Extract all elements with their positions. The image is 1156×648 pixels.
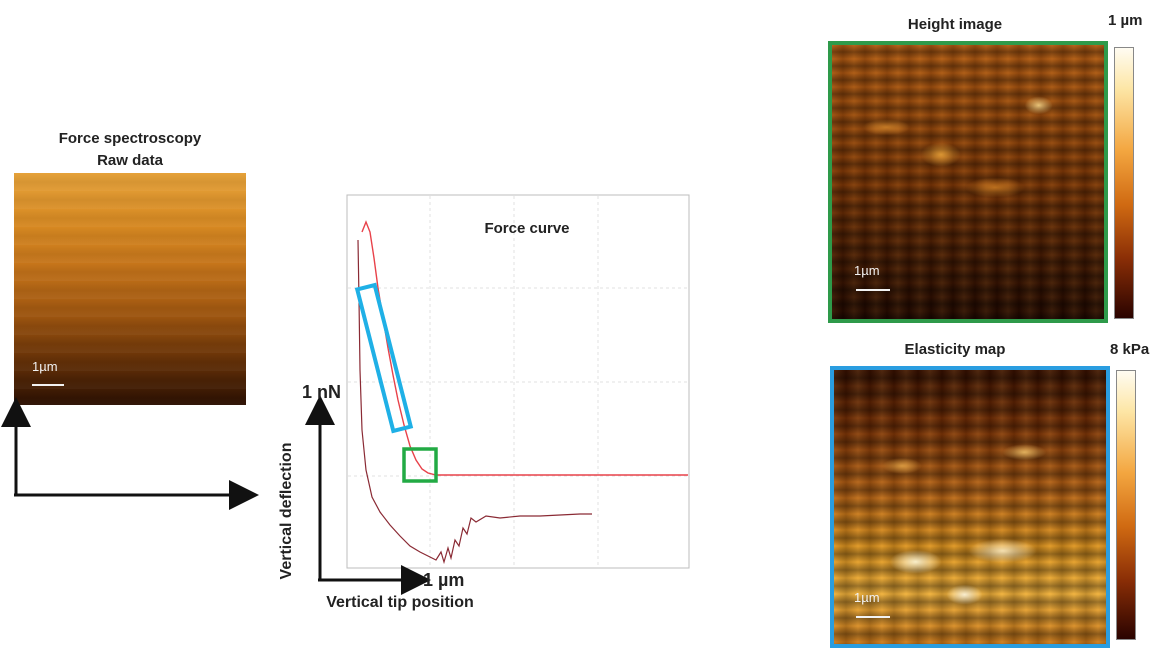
height-image: 1µm xyxy=(828,41,1108,323)
height-scale-label: 1µm xyxy=(854,263,880,278)
height-scale-bar xyxy=(856,289,890,291)
height-scale-max: 1 µm xyxy=(1108,12,1143,29)
height-title: Height image xyxy=(907,16,1003,33)
elasticity-colorbar xyxy=(1116,370,1136,640)
y-unit-label: 1 nN xyxy=(302,382,342,402)
elasticity-image: 1µm xyxy=(830,366,1110,648)
approach-curve xyxy=(361,220,688,476)
elasticity-scale-bar xyxy=(856,616,890,618)
x-axis-title: Vertical tip position xyxy=(326,594,474,611)
y-axis-title: Vertical deflection xyxy=(278,442,295,580)
height-colorbar xyxy=(1114,47,1134,319)
elasticity-title: Elasticity map xyxy=(904,341,1006,358)
retract-curve xyxy=(357,239,592,565)
raw-data-title: Force spectroscopy Raw data xyxy=(14,128,246,172)
elasticity-scale-label: 1µm xyxy=(854,590,880,605)
raw-scale-bar xyxy=(32,384,64,386)
force-curve-title: Force curve xyxy=(484,220,570,237)
raw-data-title-line1: Force spectroscopy xyxy=(58,130,202,147)
contact-point-box xyxy=(402,447,438,483)
fit-region-box xyxy=(354,282,414,434)
raw-data-title-line2: Raw data xyxy=(97,152,163,169)
elasticity-scale-max: 8 kPa xyxy=(1110,341,1150,358)
raw-scale-label: 1µm xyxy=(32,359,58,374)
x-unit-label: 1 µm xyxy=(423,570,465,590)
raw-data-image: 1µm xyxy=(14,173,246,405)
================
* [TASK DESCRIPTION]
Copy every row above verbatim, leaving out the picture.

* [ANSWER IN FULL]
Extract all elements with their positions. The image is 1156×648 pixels.
height-image: 1µm xyxy=(828,41,1108,323)
height-scale-label: 1µm xyxy=(854,263,880,278)
height-scale-bar xyxy=(856,289,890,291)
height-scale-max: 1 µm xyxy=(1108,12,1143,29)
height-title: Height image xyxy=(907,16,1003,33)
elasticity-colorbar xyxy=(1116,370,1136,640)
y-unit-label: 1 nN xyxy=(302,382,342,402)
elasticity-image: 1µm xyxy=(830,366,1110,648)
approach-curve xyxy=(361,220,688,476)
elasticity-scale-bar xyxy=(856,616,890,618)
x-axis-title: Vertical tip position xyxy=(326,594,474,611)
y-axis-title: Vertical deflection xyxy=(278,442,295,580)
height-colorbar xyxy=(1114,47,1134,319)
elasticity-title: Elasticity map xyxy=(904,341,1006,358)
retract-curve xyxy=(357,239,592,565)
raw-data-title: Force spectroscopy Raw data xyxy=(14,128,246,172)
elasticity-scale-label: 1µm xyxy=(854,590,880,605)
raw-scale-bar xyxy=(32,384,64,386)
force-curve-title: Force curve xyxy=(484,220,570,237)
raw-data-title-line1: Force spectroscopy xyxy=(58,130,202,147)
contact-point-box xyxy=(402,447,438,483)
fit-region-box xyxy=(354,282,414,434)
raw-data-title-line2: Raw data xyxy=(97,152,163,169)
elasticity-scale-max: 8 kPa xyxy=(1110,341,1150,358)
raw-scale-label: 1µm xyxy=(32,359,58,374)
x-unit-label: 1 µm xyxy=(423,570,465,590)
raw-data-image: 1µm xyxy=(14,173,246,405)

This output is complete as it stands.